Stated task: Once the pictures are set aside, transcribe the remaining data exactly.

++++ Listing ++++

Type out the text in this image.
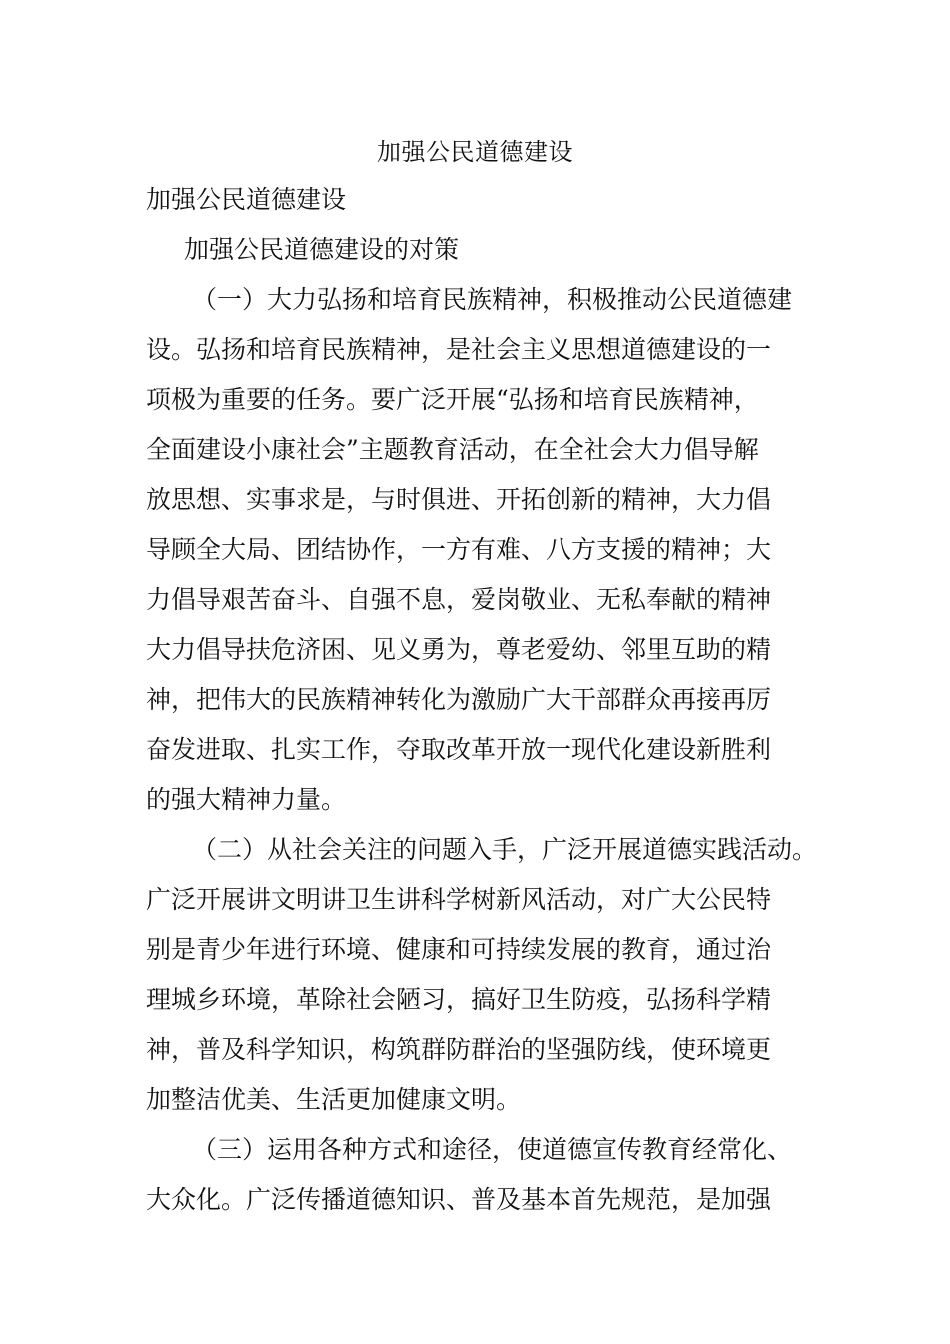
加强公民道德建设
加强公民道德建设
加强公民道德建设的对策
（一）大力弘扬和培育民族精神，积极推动公民道德建
设。弘扬和培育民族精神，是社会主义思想道德建设的一
项极为重要的任务。要广泛开展“弘扬和培育民族精神，
全面建设小康社会”主题教育活动，在全社会大力倡导解
放思想、实事求是，与时俱进、开拓创新的精神，大力倡
导顾全大局、团结协作，一方有难、八方支援的精神；大
力倡导艰苦奋斗、自强不息，爱岗敬业、无私奉献的精神
大力倡导扶危济困、见义勇为，尊老爱幼、邻里互助的精
神，把伟大的民族精神转化为激励广大干部群众再接再厉
奋发进取、扎实工作，夺取改革开放一现代化建设新胜利
的强大精神力量。
（二）从社会关注的问题入手，广泛开展道德实践活动。
广泛开展讲文明讲卫生讲科学树新风活动，对广大公民特
别是青少年进行环境、健康和可持续发展的教育，通过治
理城乡环境，革除社会陋习，搞好卫生防疫，弘扬科学精
神，普及科学知识，构筑群防群治的坚强防线，使环境更
加整洁优美、生活更加健康文明。
（三）运用各种方式和途径，使道德宣传教育经常化、
大众化。广泛传播道德知识、普及基本首先规范，是加强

++++

Reply to the exercise:
Type out the text in this image.
加强公民道德建设
加强公民道德建设
加强公民道德建设的对策
（一）大力弘扬和培育民族精神，积极推动公民道德建
设。弘扬和培育民族精神，是社会主义思想道德建设的一
项极为重要的任务。要广泛开展“弘扬和培育民族精神，
全面建设小康社会”主题教育活动，在全社会大力倡导解
放思想、实事求是，与时俱进、开拓创新的精神，大力倡
导顾全大局、团结协作，一方有难、八方支援的精神；大
力倡导艰苦奋斗、自强不息，爱岗敬业、无私奉献的精神
大力倡导扶危济困、见义勇为，尊老爱幼、邻里互助的精
神，把伟大的民族精神转化为激励广大干部群众再接再厉
奋发进取、扎实工作，夺取改革开放一现代化建设新胜利
的强大精神力量。
（二）从社会关注的问题入手，广泛开展道德实践活动。
广泛开展讲文明讲卫生讲科学树新风活动，对广大公民特
别是青少年进行环境、健康和可持续发展的教育，通过治
理城乡环境，革除社会陋习，搞好卫生防疫，弘扬科学精
神，普及科学知识，构筑群防群治的坚强防线，使环境更
加整洁优美、生活更加健康文明。
（三）运用各种方式和途径，使道德宣传教育经常化、
大众化。广泛传播道德知识、普及基本首先规范，是加强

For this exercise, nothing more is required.